Task to carry out:
Transcribe the full listing below exactly.

<<<<

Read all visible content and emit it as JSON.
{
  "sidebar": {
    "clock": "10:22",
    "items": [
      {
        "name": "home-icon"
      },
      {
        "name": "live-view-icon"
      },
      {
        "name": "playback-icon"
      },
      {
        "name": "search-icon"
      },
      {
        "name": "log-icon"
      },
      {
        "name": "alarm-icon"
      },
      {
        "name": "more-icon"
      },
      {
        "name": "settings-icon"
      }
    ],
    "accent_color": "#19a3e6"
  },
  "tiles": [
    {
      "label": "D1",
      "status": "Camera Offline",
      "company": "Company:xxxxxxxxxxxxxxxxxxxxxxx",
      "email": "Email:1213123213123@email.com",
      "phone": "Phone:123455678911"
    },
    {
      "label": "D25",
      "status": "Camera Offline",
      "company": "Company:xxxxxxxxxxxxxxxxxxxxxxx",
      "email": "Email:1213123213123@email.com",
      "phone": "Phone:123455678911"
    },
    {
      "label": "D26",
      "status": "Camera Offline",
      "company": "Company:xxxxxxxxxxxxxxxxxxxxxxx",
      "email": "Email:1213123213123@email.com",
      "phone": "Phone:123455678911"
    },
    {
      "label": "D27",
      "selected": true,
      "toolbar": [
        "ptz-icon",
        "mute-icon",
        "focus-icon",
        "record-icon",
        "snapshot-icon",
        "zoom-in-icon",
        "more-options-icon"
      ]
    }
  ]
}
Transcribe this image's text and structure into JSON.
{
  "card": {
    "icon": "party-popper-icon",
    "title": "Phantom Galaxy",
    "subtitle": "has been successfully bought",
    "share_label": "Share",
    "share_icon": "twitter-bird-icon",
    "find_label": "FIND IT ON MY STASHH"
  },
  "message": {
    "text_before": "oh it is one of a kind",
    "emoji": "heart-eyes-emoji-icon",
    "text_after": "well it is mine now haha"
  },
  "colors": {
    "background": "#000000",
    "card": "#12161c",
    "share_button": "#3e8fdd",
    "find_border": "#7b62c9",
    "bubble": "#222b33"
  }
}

>>>>

The solution:
Read all visible content and emit it as JSON.
{
  "sidebar": {
    "clock": "10:22",
    "items": [
      {
        "name": "home-icon"
      },
      {
        "name": "live-view-icon"
      },
      {
        "name": "playback-icon"
      },
      {
        "name": "search-icon"
      },
      {
        "name": "log-icon"
      },
      {
        "name": "alarm-icon"
      },
      {
        "name": "more-icon"
      },
      {
        "name": "settings-icon"
      }
    ],
    "accent_color": "#19a3e6"
  },
  "tiles": [
    {
      "label": "D1",
      "status": "Camera Offline",
      "company": "Company:xxxxxxxxxxxxxxxxxxxxxxx",
      "email": "Email:1213123213123@email.com",
      "phone": "Phone:123455678911"
    },
    {
      "label": "D25",
      "status": "Camera Offline",
      "company": "Company:xxxxxxxxxxxxxxxxxxxxxxx",
      "email": "Email:1213123213123@email.com",
      "phone": "Phone:123455678911"
    },
    {
      "label": "D26",
      "status": "Camera Offline",
      "company": "Company:xxxxxxxxxxxxxxxxxxxxxxx",
      "email": "Email:1213123213123@email.com",
      "phone": "Phone:123455678911"
    },
    {
      "label": "D27",
      "selected": true,
      "toolbar": [
        "ptz-icon",
        "mute-icon",
        "focus-icon",
        "record-icon",
        "snapshot-icon",
        "zoom-in-icon",
        "more-options-icon"
      ]
    }
  ]
}
Transcribe this image's text and structure into JSON.
{
  "card": {
    "icon": "party-popper-icon",
    "title": "Phantom Galaxy",
    "subtitle": "has been successfully bought",
    "share_label": "Share",
    "share_icon": "twitter-bird-icon",
    "find_label": "FIND IT ON MY STASHH"
  },
  "message": {
    "text_before": "oh it is one of a kind",
    "emoji": "heart-eyes-emoji-icon",
    "text_after": "well it is mine now haha"
  },
  "colors": {
    "background": "#000000",
    "card": "#12161c",
    "share_button": "#3e8fdd",
    "find_border": "#7b62c9",
    "bubble": "#222b33"
  }
}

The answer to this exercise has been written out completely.